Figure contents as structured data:
⁂

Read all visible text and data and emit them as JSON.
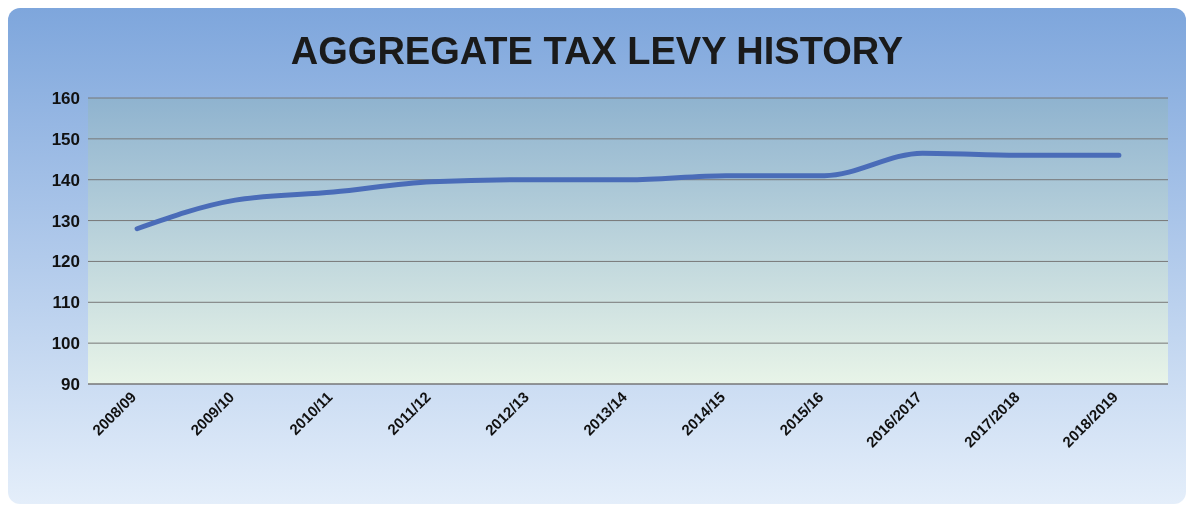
{
  "chart_data": {
    "type": "line",
    "title": "AGGREGATE TAX LEVY HISTORY",
    "categories": [
      "2008/09",
      "2009/10",
      "2010/11",
      "2011/12",
      "2012/13",
      "2013/14",
      "2014/15",
      "2015/16",
      "2016/2017",
      "2017/2018",
      "2018/2019"
    ],
    "series": [
      {
        "color": "#4a6cb8",
        "values": [
          128,
          135,
          137,
          139.5,
          140,
          140,
          141,
          141,
          146.5,
          146,
          146
        ]
      }
    ],
    "ylim": [
      90,
      160
    ],
    "yticks": [
      90,
      100,
      110,
      120,
      130,
      140,
      150,
      160
    ],
    "grid": "y",
    "marker": "none",
    "line_style": "solid",
    "legend": false
  }
}
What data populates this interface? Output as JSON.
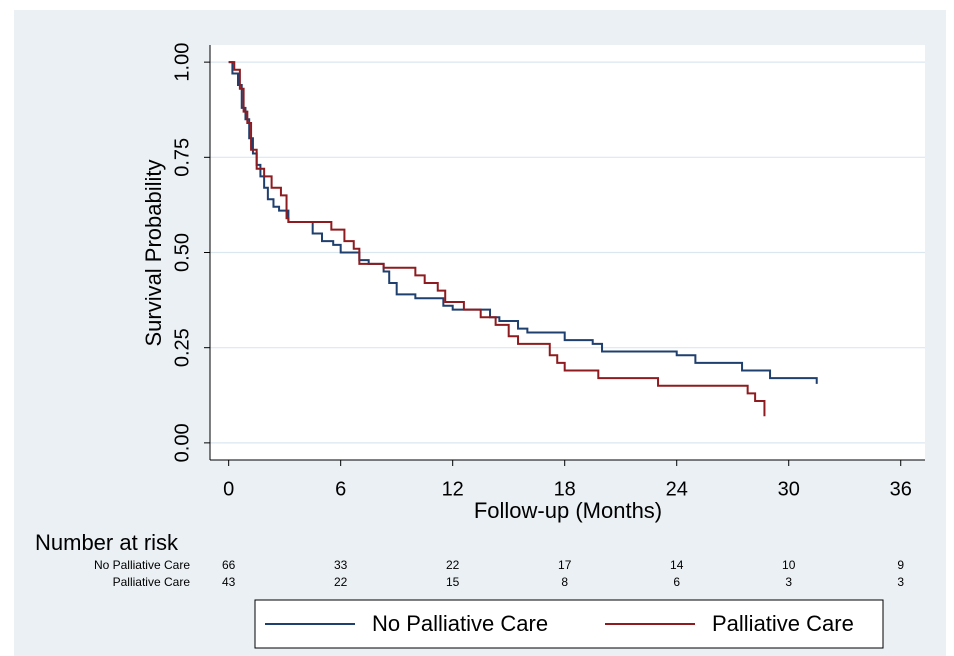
{
  "chart_data": {
    "type": "step",
    "y_label": "Survival Probability",
    "x_label": "Follow-up (Months)",
    "xlim": [
      -1,
      37.3
    ],
    "ylim": [
      -0.045,
      1.045
    ],
    "xticks": [
      0,
      6,
      12,
      18,
      24,
      30,
      36
    ],
    "yticks": [
      {
        "value": 0,
        "label": "0.00"
      },
      {
        "value": 0.25,
        "label": "0.25"
      },
      {
        "value": 0.5,
        "label": "0.50"
      },
      {
        "value": 0.75,
        "label": "0.75"
      },
      {
        "value": 1,
        "label": "1.00"
      }
    ],
    "grid": true,
    "series": [
      {
        "name": "No Palliative Care",
        "color": "#1f3f6e",
        "x": [
          0,
          0.2,
          0.5,
          0.7,
          0.9,
          1.1,
          1.3,
          1.5,
          1.7,
          1.9,
          2.1,
          2.4,
          2.7,
          3.2,
          4.0,
          4.5,
          5.0,
          5.6,
          6.0,
          7.0,
          7.5,
          8.3,
          8.6,
          9.0,
          10.0,
          11.5,
          12.0,
          14.0,
          14.5,
          15.5,
          16.0,
          18.0,
          19.5,
          20.0,
          24.0,
          25.0,
          27.5,
          29.0,
          31.5
        ],
        "values": [
          1.0,
          0.97,
          0.94,
          0.88,
          0.85,
          0.8,
          0.76,
          0.73,
          0.7,
          0.67,
          0.64,
          0.62,
          0.61,
          0.58,
          0.58,
          0.55,
          0.53,
          0.52,
          0.5,
          0.48,
          0.47,
          0.45,
          0.42,
          0.39,
          0.38,
          0.36,
          0.35,
          0.33,
          0.32,
          0.3,
          0.29,
          0.27,
          0.26,
          0.24,
          0.23,
          0.21,
          0.19,
          0.17,
          0.155
        ]
      },
      {
        "name": "Palliative Care",
        "color": "#8e1b1f",
        "x": [
          0,
          0.3,
          0.6,
          0.8,
          1.0,
          1.2,
          1.5,
          1.9,
          2.3,
          2.8,
          3.1,
          3.2,
          5.5,
          6.2,
          6.7,
          7.0,
          8.3,
          10.0,
          10.5,
          11.2,
          11.6,
          12.6,
          13.5,
          14.3,
          15.0,
          15.5,
          17.2,
          17.6,
          18.0,
          19.8,
          23.0,
          27.8,
          28.2,
          28.7
        ],
        "values": [
          1.0,
          0.98,
          0.93,
          0.87,
          0.84,
          0.77,
          0.72,
          0.7,
          0.67,
          0.65,
          0.59,
          0.58,
          0.56,
          0.53,
          0.51,
          0.47,
          0.46,
          0.44,
          0.42,
          0.4,
          0.37,
          0.35,
          0.33,
          0.31,
          0.28,
          0.26,
          0.23,
          0.21,
          0.19,
          0.17,
          0.15,
          0.13,
          0.11,
          0.07
        ]
      }
    ],
    "risk_table": {
      "title": "Number at risk",
      "rows": [
        {
          "name": "No Palliative Care",
          "values": [
            66,
            33,
            22,
            17,
            14,
            10,
            9
          ]
        },
        {
          "name": "Palliative Care",
          "values": [
            43,
            22,
            15,
            8,
            6,
            3,
            3
          ]
        }
      ]
    }
  }
}
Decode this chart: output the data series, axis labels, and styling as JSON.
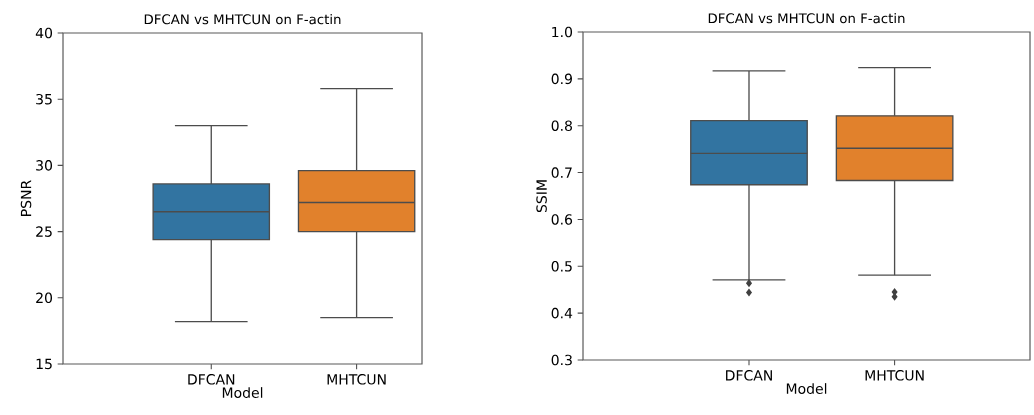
{
  "chart_data": [
    {
      "type": "box",
      "title": "DFCAN vs MHTCUN on F-actin",
      "xlabel": "Model",
      "ylabel": "PSNR",
      "categories": [
        "DFCAN",
        "MHTCUN"
      ],
      "colors": [
        "#3274a1",
        "#e1812c"
      ],
      "boxes": [
        {
          "low": 18.2,
          "q1": 24.4,
          "median": 26.5,
          "q3": 28.6,
          "high": 33.0
        },
        {
          "low": 18.5,
          "q1": 25.0,
          "median": 27.2,
          "q3": 29.6,
          "high": 35.8
        }
      ],
      "ylim": [
        15,
        40
      ],
      "yticks": [
        15,
        20,
        25,
        30,
        35,
        40
      ]
    },
    {
      "type": "box",
      "title": "DFCAN vs MHTCUN on F-actin",
      "xlabel": "Model",
      "ylabel": "SSIM",
      "categories": [
        "DFCAN",
        "MHTCUN"
      ],
      "colors": [
        "#3274a1",
        "#e1812c"
      ],
      "marker": "diamond",
      "boxes": [
        {
          "low": 0.471,
          "q1": 0.674,
          "median": 0.741,
          "q3": 0.811,
          "high": 0.917,
          "outliers": [
            0.464,
            0.444
          ]
        },
        {
          "low": 0.481,
          "q1": 0.683,
          "median": 0.752,
          "q3": 0.821,
          "high": 0.924,
          "outliers": [
            0.445,
            0.435
          ]
        }
      ],
      "ylim": [
        0.3,
        1.0
      ],
      "yticks": [
        0.3,
        0.4,
        0.5,
        0.6,
        0.7,
        0.8,
        0.9,
        {
          "value": 1.0,
          "label": "1.0"
        }
      ]
    }
  ]
}
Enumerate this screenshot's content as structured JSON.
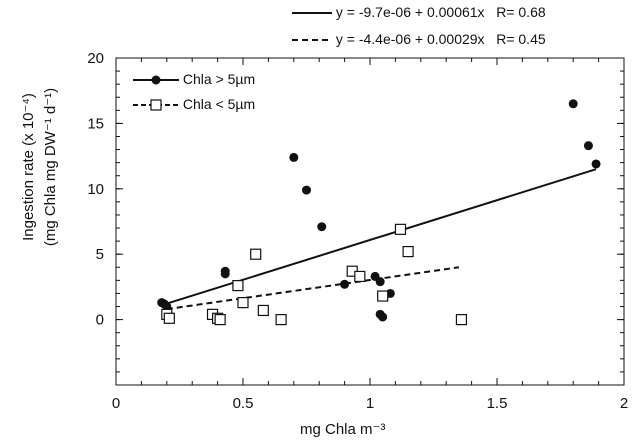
{
  "chart_data": {
    "type": "scatter",
    "title": "",
    "xlabel": "mg Chla m⁻³",
    "ylabel_line1": "Ingestion rate (x 10⁻⁴)",
    "ylabel_line2": "(mg Chla mg DW⁻¹ d⁻¹)",
    "xlim": [
      0,
      2
    ],
    "ylim": [
      -5,
      20
    ],
    "x_ticks": [
      0,
      0.5,
      1,
      1.5,
      2
    ],
    "x_tick_labels": [
      "0",
      "0.5",
      "1",
      "1.5",
      "2"
    ],
    "y_ticks": [
      0,
      5,
      10,
      15,
      20
    ],
    "y_tick_labels": [
      "0",
      "5",
      "10",
      "15",
      "20"
    ],
    "grid": false,
    "legend_position": "top-left",
    "fit_equations": [
      "y = -9.7e-06 + 0.00061x   R= 0.68",
      "y = -4.4e-06 + 0.00029x   R= 0.45"
    ],
    "series": [
      {
        "name": "Chla > 5µm",
        "marker": "filled-circle",
        "x": [
          0.18,
          0.19,
          0.2,
          0.43,
          0.43,
          0.7,
          0.75,
          0.81,
          0.9,
          1.02,
          1.04,
          1.04,
          1.05,
          1.08,
          1.8,
          1.86,
          1.89
        ],
        "y": [
          1.3,
          1.2,
          1.0,
          3.7,
          3.5,
          12.4,
          9.9,
          7.1,
          2.7,
          3.3,
          2.9,
          0.4,
          0.2,
          2.0,
          16.5,
          13.3,
          11.9
        ],
        "fit": {
          "x": [
            0.18,
            1.89
          ],
          "y": [
            1.1,
            11.5
          ],
          "dash": "solid"
        }
      },
      {
        "name": "Chla < 5µm",
        "marker": "open-square",
        "x": [
          0.2,
          0.21,
          0.38,
          0.4,
          0.41,
          0.48,
          0.5,
          0.55,
          0.58,
          0.65,
          0.93,
          0.96,
          1.05,
          1.12,
          1.15,
          1.36
        ],
        "y": [
          0.4,
          0.1,
          0.4,
          0.1,
          0.0,
          2.6,
          1.3,
          5.0,
          0.7,
          0.0,
          3.7,
          3.3,
          1.8,
          6.9,
          5.2,
          0.0
        ],
        "fit": {
          "x": [
            0.2,
            1.35
          ],
          "y": [
            0.8,
            4.0
          ],
          "dash": "dashed"
        }
      }
    ]
  }
}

⁂

What to work on — Review the material and copy each line in which the word "high" appears.

Completed task —
          "high": 33.0
          "high": 35.8
          "high": 0.917,
          "high": 0.924,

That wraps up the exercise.